• _RECORD SET_:
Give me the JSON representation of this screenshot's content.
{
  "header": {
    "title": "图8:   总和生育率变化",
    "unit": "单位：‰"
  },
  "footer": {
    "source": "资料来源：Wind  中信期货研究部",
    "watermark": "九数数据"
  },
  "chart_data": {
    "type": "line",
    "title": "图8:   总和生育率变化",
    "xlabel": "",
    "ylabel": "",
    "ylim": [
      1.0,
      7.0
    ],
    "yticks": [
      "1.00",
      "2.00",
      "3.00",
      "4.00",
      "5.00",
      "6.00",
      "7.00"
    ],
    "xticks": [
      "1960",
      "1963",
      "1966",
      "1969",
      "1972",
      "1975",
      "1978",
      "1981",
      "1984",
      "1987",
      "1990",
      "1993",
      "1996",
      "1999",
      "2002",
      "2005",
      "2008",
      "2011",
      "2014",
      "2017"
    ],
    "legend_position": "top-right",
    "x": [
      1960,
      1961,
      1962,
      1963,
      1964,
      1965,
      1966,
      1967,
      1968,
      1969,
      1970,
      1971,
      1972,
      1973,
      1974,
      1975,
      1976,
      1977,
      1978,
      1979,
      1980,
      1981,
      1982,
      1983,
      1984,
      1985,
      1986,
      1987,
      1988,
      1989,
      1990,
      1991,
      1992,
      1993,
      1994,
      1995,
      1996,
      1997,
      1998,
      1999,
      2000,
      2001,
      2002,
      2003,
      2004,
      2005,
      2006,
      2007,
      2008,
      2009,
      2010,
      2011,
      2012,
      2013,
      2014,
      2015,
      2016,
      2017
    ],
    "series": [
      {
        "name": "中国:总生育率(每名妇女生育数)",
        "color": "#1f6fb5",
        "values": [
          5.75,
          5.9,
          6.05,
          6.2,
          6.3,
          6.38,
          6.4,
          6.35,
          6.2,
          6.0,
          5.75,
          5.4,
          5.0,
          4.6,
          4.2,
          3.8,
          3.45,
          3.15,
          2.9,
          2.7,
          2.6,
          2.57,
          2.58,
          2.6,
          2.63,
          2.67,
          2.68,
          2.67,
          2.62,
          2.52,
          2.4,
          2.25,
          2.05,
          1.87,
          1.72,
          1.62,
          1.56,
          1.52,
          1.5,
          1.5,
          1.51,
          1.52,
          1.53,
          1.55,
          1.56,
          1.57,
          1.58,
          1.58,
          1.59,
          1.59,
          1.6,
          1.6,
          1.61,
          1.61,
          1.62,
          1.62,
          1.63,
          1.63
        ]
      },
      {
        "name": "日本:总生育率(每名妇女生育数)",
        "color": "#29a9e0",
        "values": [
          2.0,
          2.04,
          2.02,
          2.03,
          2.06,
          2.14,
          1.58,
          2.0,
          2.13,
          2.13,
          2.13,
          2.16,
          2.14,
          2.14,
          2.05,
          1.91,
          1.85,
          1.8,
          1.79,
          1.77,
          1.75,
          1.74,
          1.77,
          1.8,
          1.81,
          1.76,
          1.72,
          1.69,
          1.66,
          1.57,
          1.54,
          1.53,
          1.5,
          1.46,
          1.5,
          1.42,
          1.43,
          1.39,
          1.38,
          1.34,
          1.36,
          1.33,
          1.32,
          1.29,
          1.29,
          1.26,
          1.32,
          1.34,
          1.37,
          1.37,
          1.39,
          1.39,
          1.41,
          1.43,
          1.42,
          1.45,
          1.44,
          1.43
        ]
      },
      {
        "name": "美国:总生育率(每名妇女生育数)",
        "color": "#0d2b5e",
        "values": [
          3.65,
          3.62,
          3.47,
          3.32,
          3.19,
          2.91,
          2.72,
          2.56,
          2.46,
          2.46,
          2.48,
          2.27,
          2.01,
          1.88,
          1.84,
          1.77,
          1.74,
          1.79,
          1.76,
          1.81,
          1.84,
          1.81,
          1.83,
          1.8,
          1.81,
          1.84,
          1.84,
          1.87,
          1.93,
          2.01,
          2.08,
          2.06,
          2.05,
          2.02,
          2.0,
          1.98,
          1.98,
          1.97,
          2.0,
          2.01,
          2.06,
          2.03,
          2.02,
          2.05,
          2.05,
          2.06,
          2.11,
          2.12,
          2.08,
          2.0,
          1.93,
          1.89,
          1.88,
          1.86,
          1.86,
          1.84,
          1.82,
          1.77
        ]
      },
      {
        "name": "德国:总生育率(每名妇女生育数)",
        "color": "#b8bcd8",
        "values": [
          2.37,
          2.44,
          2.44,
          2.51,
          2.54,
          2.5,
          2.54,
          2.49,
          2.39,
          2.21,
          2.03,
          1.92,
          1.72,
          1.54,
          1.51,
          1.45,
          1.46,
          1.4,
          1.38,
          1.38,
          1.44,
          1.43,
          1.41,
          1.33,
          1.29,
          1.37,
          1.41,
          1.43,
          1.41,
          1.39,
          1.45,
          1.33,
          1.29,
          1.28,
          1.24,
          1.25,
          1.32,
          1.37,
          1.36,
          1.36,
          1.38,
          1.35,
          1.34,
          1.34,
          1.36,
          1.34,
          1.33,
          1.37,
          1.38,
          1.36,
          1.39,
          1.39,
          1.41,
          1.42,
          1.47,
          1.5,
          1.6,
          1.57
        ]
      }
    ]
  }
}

• _WHAT IS EXPECTED_: Reproduce the records above exactly.

• _OUTPUT_:
Give me the JSON representation of this screenshot's content.
{
  "header": {
    "title": "图8:   总和生育率变化",
    "unit": "单位：‰"
  },
  "footer": {
    "source": "资料来源：Wind  中信期货研究部",
    "watermark": "九数数据"
  },
  "chart_data": {
    "type": "line",
    "title": "图8:   总和生育率变化",
    "xlabel": "",
    "ylabel": "",
    "ylim": [
      1.0,
      7.0
    ],
    "yticks": [
      "1.00",
      "2.00",
      "3.00",
      "4.00",
      "5.00",
      "6.00",
      "7.00"
    ],
    "xticks": [
      "1960",
      "1963",
      "1966",
      "1969",
      "1972",
      "1975",
      "1978",
      "1981",
      "1984",
      "1987",
      "1990",
      "1993",
      "1996",
      "1999",
      "2002",
      "2005",
      "2008",
      "2011",
      "2014",
      "2017"
    ],
    "legend_position": "top-right",
    "x": [
      1960,
      1961,
      1962,
      1963,
      1964,
      1965,
      1966,
      1967,
      1968,
      1969,
      1970,
      1971,
      1972,
      1973,
      1974,
      1975,
      1976,
      1977,
      1978,
      1979,
      1980,
      1981,
      1982,
      1983,
      1984,
      1985,
      1986,
      1987,
      1988,
      1989,
      1990,
      1991,
      1992,
      1993,
      1994,
      1995,
      1996,
      1997,
      1998,
      1999,
      2000,
      2001,
      2002,
      2003,
      2004,
      2005,
      2006,
      2007,
      2008,
      2009,
      2010,
      2011,
      2012,
      2013,
      2014,
      2015,
      2016,
      2017
    ],
    "series": [
      {
        "name": "中国:总生育率(每名妇女生育数)",
        "color": "#1f6fb5",
        "values": [
          5.75,
          5.9,
          6.05,
          6.2,
          6.3,
          6.38,
          6.4,
          6.35,
          6.2,
          6.0,
          5.75,
          5.4,
          5.0,
          4.6,
          4.2,
          3.8,
          3.45,
          3.15,
          2.9,
          2.7,
          2.6,
          2.57,
          2.58,
          2.6,
          2.63,
          2.67,
          2.68,
          2.67,
          2.62,
          2.52,
          2.4,
          2.25,
          2.05,
          1.87,
          1.72,
          1.62,
          1.56,
          1.52,
          1.5,
          1.5,
          1.51,
          1.52,
          1.53,
          1.55,
          1.56,
          1.57,
          1.58,
          1.58,
          1.59,
          1.59,
          1.6,
          1.6,
          1.61,
          1.61,
          1.62,
          1.62,
          1.63,
          1.63
        ]
      },
      {
        "name": "日本:总生育率(每名妇女生育数)",
        "color": "#29a9e0",
        "values": [
          2.0,
          2.04,
          2.02,
          2.03,
          2.06,
          2.14,
          1.58,
          2.0,
          2.13,
          2.13,
          2.13,
          2.16,
          2.14,
          2.14,
          2.05,
          1.91,
          1.85,
          1.8,
          1.79,
          1.77,
          1.75,
          1.74,
          1.77,
          1.8,
          1.81,
          1.76,
          1.72,
          1.69,
          1.66,
          1.57,
          1.54,
          1.53,
          1.5,
          1.46,
          1.5,
          1.42,
          1.43,
          1.39,
          1.38,
          1.34,
          1.36,
          1.33,
          1.32,
          1.29,
          1.29,
          1.26,
          1.32,
          1.34,
          1.37,
          1.37,
          1.39,
          1.39,
          1.41,
          1.43,
          1.42,
          1.45,
          1.44,
          1.43
        ]
      },
      {
        "name": "美国:总生育率(每名妇女生育数)",
        "color": "#0d2b5e",
        "values": [
          3.65,
          3.62,
          3.47,
          3.32,
          3.19,
          2.91,
          2.72,
          2.56,
          2.46,
          2.46,
          2.48,
          2.27,
          2.01,
          1.88,
          1.84,
          1.77,
          1.74,
          1.79,
          1.76,
          1.81,
          1.84,
          1.81,
          1.83,
          1.8,
          1.81,
          1.84,
          1.84,
          1.87,
          1.93,
          2.01,
          2.08,
          2.06,
          2.05,
          2.02,
          2.0,
          1.98,
          1.98,
          1.97,
          2.0,
          2.01,
          2.06,
          2.03,
          2.02,
          2.05,
          2.05,
          2.06,
          2.11,
          2.12,
          2.08,
          2.0,
          1.93,
          1.89,
          1.88,
          1.86,
          1.86,
          1.84,
          1.82,
          1.77
        ]
      },
      {
        "name": "德国:总生育率(每名妇女生育数)",
        "color": "#b8bcd8",
        "values": [
          2.37,
          2.44,
          2.44,
          2.51,
          2.54,
          2.5,
          2.54,
          2.49,
          2.39,
          2.21,
          2.03,
          1.92,
          1.72,
          1.54,
          1.51,
          1.45,
          1.46,
          1.4,
          1.38,
          1.38,
          1.44,
          1.43,
          1.41,
          1.33,
          1.29,
          1.37,
          1.41,
          1.43,
          1.41,
          1.39,
          1.45,
          1.33,
          1.29,
          1.28,
          1.24,
          1.25,
          1.32,
          1.37,
          1.36,
          1.36,
          1.38,
          1.35,
          1.34,
          1.34,
          1.36,
          1.34,
          1.33,
          1.37,
          1.38,
          1.36,
          1.39,
          1.39,
          1.41,
          1.42,
          1.47,
          1.5,
          1.6,
          1.57
        ]
      }
    ]
  }
}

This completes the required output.